OBJECTIVE:
Every record that follows must be duplicated exactly, with images left out.

[Figure record listings]
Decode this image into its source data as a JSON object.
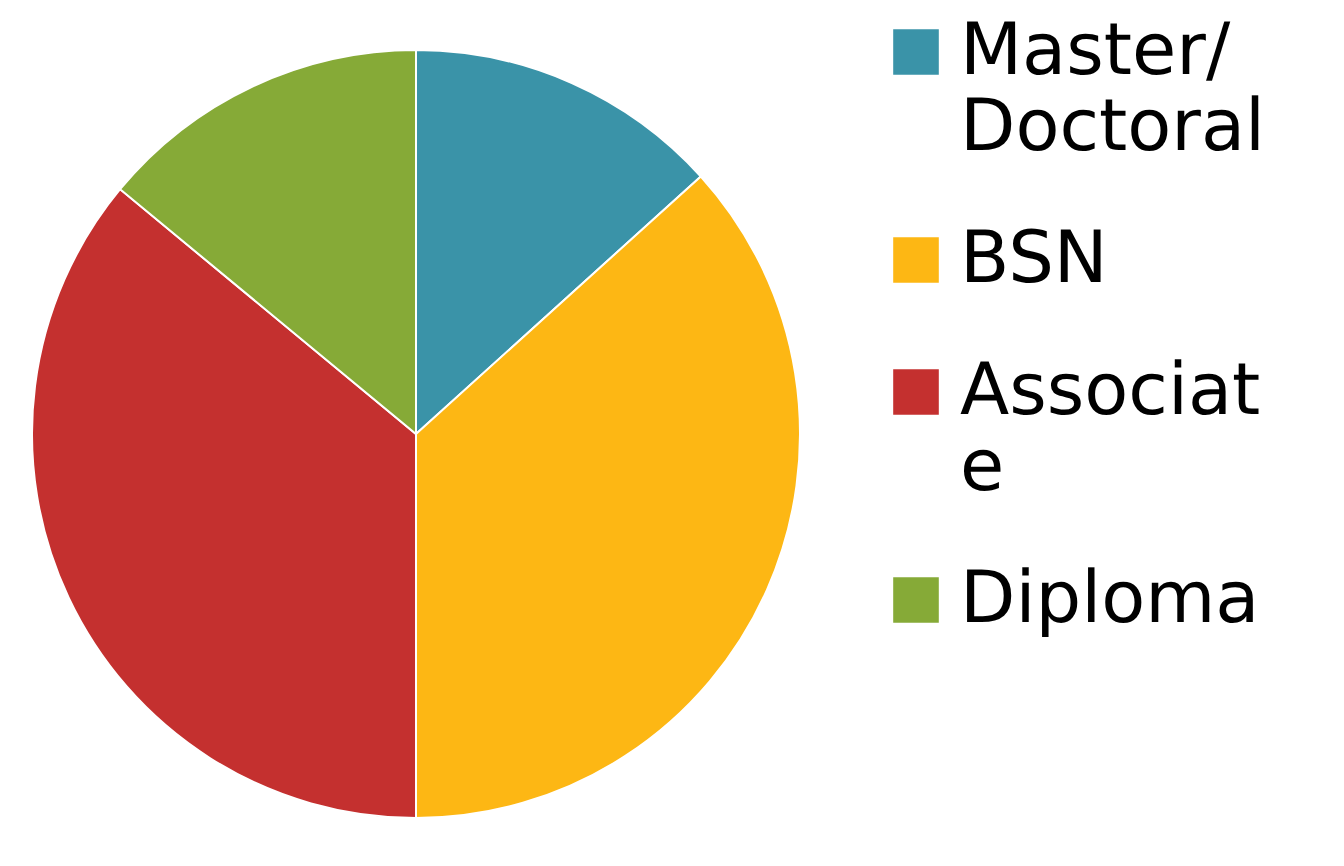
{
  "chart_data": {
    "type": "pie",
    "categories": [
      "Master/Doctoral",
      "BSN",
      "Associate",
      "Diploma"
    ],
    "values": [
      13.3,
      36.7,
      36,
      14
    ],
    "colors": [
      "#3a93a8",
      "#fdb714",
      "#c4302f",
      "#86aa37"
    ],
    "legend": "right"
  }
}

FINAL ANSWER:
Decode this image into its source data as a JSON object.
{
  "chart_data": {
    "type": "pie",
    "categories": [
      "Master/Doctoral",
      "BSN",
      "Associate",
      "Diploma"
    ],
    "values": [
      13.3,
      36.7,
      36,
      14
    ],
    "colors": [
      "#3a93a8",
      "#fdb714",
      "#c4302f",
      "#86aa37"
    ],
    "legend": "right"
  }
}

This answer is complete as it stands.